■ PROBLEM
All entries should be output exactly as they stand.

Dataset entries

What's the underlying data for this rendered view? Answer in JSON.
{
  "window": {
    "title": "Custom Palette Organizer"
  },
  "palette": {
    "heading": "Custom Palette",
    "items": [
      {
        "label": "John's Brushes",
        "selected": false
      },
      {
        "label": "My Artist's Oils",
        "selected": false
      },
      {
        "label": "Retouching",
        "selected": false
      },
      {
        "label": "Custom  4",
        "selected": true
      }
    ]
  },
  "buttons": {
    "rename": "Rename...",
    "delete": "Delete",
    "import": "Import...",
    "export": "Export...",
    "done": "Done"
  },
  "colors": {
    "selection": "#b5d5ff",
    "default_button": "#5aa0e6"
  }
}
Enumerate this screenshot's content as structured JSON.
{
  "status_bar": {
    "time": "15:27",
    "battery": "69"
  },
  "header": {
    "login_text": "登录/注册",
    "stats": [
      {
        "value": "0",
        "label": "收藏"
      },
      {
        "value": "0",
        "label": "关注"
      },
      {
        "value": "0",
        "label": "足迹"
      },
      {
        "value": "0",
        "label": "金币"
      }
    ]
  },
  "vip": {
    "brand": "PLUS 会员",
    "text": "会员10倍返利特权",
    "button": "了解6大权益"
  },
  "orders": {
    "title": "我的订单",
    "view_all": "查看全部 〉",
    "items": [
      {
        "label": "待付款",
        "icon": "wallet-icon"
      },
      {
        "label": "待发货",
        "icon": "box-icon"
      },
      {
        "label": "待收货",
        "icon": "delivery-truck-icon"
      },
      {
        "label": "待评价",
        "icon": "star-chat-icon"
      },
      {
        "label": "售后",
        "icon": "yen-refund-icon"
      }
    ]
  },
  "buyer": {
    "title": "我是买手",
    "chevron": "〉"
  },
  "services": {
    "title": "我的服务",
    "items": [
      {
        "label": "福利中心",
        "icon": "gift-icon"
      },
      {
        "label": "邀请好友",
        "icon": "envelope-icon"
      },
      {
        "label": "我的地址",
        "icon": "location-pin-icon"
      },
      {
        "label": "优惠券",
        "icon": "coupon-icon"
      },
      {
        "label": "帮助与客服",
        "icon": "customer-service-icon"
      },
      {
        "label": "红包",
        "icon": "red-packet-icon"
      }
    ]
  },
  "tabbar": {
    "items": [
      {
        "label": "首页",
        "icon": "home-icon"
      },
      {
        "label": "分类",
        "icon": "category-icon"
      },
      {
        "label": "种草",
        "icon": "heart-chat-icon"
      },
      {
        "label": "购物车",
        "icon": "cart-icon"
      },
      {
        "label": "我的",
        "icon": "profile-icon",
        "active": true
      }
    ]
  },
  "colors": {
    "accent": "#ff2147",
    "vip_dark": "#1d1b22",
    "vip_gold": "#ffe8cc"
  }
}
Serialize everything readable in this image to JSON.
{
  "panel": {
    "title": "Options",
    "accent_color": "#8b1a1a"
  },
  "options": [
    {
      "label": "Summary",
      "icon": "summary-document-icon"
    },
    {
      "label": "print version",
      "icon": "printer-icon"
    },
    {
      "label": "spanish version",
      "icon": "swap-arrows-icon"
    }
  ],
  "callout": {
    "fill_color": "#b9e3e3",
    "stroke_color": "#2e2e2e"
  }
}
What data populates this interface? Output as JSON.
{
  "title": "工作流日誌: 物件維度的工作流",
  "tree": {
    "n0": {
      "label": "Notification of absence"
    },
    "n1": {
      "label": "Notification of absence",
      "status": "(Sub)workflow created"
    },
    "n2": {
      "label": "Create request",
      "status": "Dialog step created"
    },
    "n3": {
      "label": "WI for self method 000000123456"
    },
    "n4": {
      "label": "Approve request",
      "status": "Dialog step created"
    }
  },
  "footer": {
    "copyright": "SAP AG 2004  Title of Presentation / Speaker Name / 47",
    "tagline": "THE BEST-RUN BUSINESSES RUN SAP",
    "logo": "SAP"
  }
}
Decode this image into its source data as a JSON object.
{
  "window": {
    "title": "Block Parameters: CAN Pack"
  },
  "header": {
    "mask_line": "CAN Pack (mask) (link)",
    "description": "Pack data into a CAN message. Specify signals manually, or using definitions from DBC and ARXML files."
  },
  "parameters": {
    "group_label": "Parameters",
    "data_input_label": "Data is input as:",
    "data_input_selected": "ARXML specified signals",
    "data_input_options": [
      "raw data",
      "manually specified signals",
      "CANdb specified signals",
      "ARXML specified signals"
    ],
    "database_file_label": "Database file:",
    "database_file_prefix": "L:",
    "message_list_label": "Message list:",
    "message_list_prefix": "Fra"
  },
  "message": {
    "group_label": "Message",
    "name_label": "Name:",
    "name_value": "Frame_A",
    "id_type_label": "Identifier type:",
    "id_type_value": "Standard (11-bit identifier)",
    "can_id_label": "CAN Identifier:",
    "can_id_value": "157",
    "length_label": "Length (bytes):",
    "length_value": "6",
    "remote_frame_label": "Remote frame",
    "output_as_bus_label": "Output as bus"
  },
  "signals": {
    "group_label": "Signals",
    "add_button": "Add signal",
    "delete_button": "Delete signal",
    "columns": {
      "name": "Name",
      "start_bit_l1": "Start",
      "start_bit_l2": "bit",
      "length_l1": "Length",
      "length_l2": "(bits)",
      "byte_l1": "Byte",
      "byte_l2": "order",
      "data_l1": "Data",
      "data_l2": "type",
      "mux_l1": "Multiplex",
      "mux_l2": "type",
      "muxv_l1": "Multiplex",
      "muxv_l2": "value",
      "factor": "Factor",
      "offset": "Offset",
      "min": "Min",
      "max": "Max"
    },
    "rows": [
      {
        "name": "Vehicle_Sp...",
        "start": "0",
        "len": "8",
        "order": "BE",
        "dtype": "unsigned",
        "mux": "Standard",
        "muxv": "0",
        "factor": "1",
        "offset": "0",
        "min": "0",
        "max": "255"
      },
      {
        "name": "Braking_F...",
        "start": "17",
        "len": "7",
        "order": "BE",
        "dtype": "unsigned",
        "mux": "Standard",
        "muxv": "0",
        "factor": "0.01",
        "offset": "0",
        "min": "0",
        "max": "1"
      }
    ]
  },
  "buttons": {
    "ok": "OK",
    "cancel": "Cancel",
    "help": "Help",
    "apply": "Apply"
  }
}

■ PROBLEM SOLUTION
What's the underlying data for this rendered view? Answer in JSON.
{
  "window": {
    "title": "Custom Palette Organizer"
  },
  "palette": {
    "heading": "Custom Palette",
    "items": [
      {
        "label": "John's Brushes",
        "selected": false
      },
      {
        "label": "My Artist's Oils",
        "selected": false
      },
      {
        "label": "Retouching",
        "selected": false
      },
      {
        "label": "Custom  4",
        "selected": true
      }
    ]
  },
  "buttons": {
    "rename": "Rename...",
    "delete": "Delete",
    "import": "Import...",
    "export": "Export...",
    "done": "Done"
  },
  "colors": {
    "selection": "#b5d5ff",
    "default_button": "#5aa0e6"
  }
}
Enumerate this screenshot's content as structured JSON.
{
  "status_bar": {
    "time": "15:27",
    "battery": "69"
  },
  "header": {
    "login_text": "登录/注册",
    "stats": [
      {
        "value": "0",
        "label": "收藏"
      },
      {
        "value": "0",
        "label": "关注"
      },
      {
        "value": "0",
        "label": "足迹"
      },
      {
        "value": "0",
        "label": "金币"
      }
    ]
  },
  "vip": {
    "brand": "PLUS 会员",
    "text": "会员10倍返利特权",
    "button": "了解6大权益"
  },
  "orders": {
    "title": "我的订单",
    "view_all": "查看全部 〉",
    "items": [
      {
        "label": "待付款",
        "icon": "wallet-icon"
      },
      {
        "label": "待发货",
        "icon": "box-icon"
      },
      {
        "label": "待收货",
        "icon": "delivery-truck-icon"
      },
      {
        "label": "待评价",
        "icon": "star-chat-icon"
      },
      {
        "label": "售后",
        "icon": "yen-refund-icon"
      }
    ]
  },
  "buyer": {
    "title": "我是买手",
    "chevron": "〉"
  },
  "services": {
    "title": "我的服务",
    "items": [
      {
        "label": "福利中心",
        "icon": "gift-icon"
      },
      {
        "label": "邀请好友",
        "icon": "envelope-icon"
      },
      {
        "label": "我的地址",
        "icon": "location-pin-icon"
      },
      {
        "label": "优惠券",
        "icon": "coupon-icon"
      },
      {
        "label": "帮助与客服",
        "icon": "customer-service-icon"
      },
      {
        "label": "红包",
        "icon": "red-packet-icon"
      }
    ]
  },
  "tabbar": {
    "items": [
      {
        "label": "首页",
        "icon": "home-icon"
      },
      {
        "label": "分类",
        "icon": "category-icon"
      },
      {
        "label": "种草",
        "icon": "heart-chat-icon"
      },
      {
        "label": "购物车",
        "icon": "cart-icon"
      },
      {
        "label": "我的",
        "icon": "profile-icon",
        "active": true
      }
    ]
  },
  "colors": {
    "accent": "#ff2147",
    "vip_dark": "#1d1b22",
    "vip_gold": "#ffe8cc"
  }
}
Serialize everything readable in this image to JSON.
{
  "panel": {
    "title": "Options",
    "accent_color": "#8b1a1a"
  },
  "options": [
    {
      "label": "Summary",
      "icon": "summary-document-icon"
    },
    {
      "label": "print version",
      "icon": "printer-icon"
    },
    {
      "label": "spanish version",
      "icon": "swap-arrows-icon"
    }
  ],
  "callout": {
    "fill_color": "#b9e3e3",
    "stroke_color": "#2e2e2e"
  }
}
What data populates this interface? Output as JSON.
{
  "title": "工作流日誌: 物件維度的工作流",
  "tree": {
    "n0": {
      "label": "Notification of absence"
    },
    "n1": {
      "label": "Notification of absence",
      "status": "(Sub)workflow created"
    },
    "n2": {
      "label": "Create request",
      "status": "Dialog step created"
    },
    "n3": {
      "label": "WI for self method 000000123456"
    },
    "n4": {
      "label": "Approve request",
      "status": "Dialog step created"
    }
  },
  "footer": {
    "copyright": "SAP AG 2004  Title of Presentation / Speaker Name / 47",
    "tagline": "THE BEST-RUN BUSINESSES RUN SAP",
    "logo": "SAP"
  }
}
Decode this image into its source data as a JSON object.
{
  "window": {
    "title": "Block Parameters: CAN Pack"
  },
  "header": {
    "mask_line": "CAN Pack (mask) (link)",
    "description": "Pack data into a CAN message. Specify signals manually, or using definitions from DBC and ARXML files."
  },
  "parameters": {
    "group_label": "Parameters",
    "data_input_label": "Data is input as:",
    "data_input_selected": "ARXML specified signals",
    "data_input_options": [
      "raw data",
      "manually specified signals",
      "CANdb specified signals",
      "ARXML specified signals"
    ],
    "database_file_label": "Database file:",
    "database_file_prefix": "L:",
    "message_list_label": "Message list:",
    "message_list_prefix": "Fra"
  },
  "message": {
    "group_label": "Message",
    "name_label": "Name:",
    "name_value": "Frame_A",
    "id_type_label": "Identifier type:",
    "id_type_value": "Standard (11-bit identifier)",
    "can_id_label": "CAN Identifier:",
    "can_id_value": "157",
    "length_label": "Length (bytes):",
    "length_value": "6",
    "remote_frame_label": "Remote frame",
    "output_as_bus_label": "Output as bus"
  },
  "signals": {
    "group_label": "Signals",
    "add_button": "Add signal",
    "delete_button": "Delete signal",
    "columns": {
      "name": "Name",
      "start_bit_l1": "Start",
      "start_bit_l2": "bit",
      "length_l1": "Length",
      "length_l2": "(bits)",
      "byte_l1": "Byte",
      "byte_l2": "order",
      "data_l1": "Data",
      "data_l2": "type",
      "mux_l1": "Multiplex",
      "mux_l2": "type",
      "muxv_l1": "Multiplex",
      "muxv_l2": "value",
      "factor": "Factor",
      "offset": "Offset",
      "min": "Min",
      "max": "Max"
    },
    "rows": [
      {
        "name": "Vehicle_Sp...",
        "start": "0",
        "len": "8",
        "order": "BE",
        "dtype": "unsigned",
        "mux": "Standard",
        "muxv": "0",
        "factor": "1",
        "offset": "0",
        "min": "0",
        "max": "255"
      },
      {
        "name": "Braking_F...",
        "start": "17",
        "len": "7",
        "order": "BE",
        "dtype": "unsigned",
        "mux": "Standard",
        "muxv": "0",
        "factor": "0.01",
        "offset": "0",
        "min": "0",
        "max": "1"
      }
    ]
  },
  "buttons": {
    "ok": "OK",
    "cancel": "Cancel",
    "help": "Help",
    "apply": "Apply"
  }
}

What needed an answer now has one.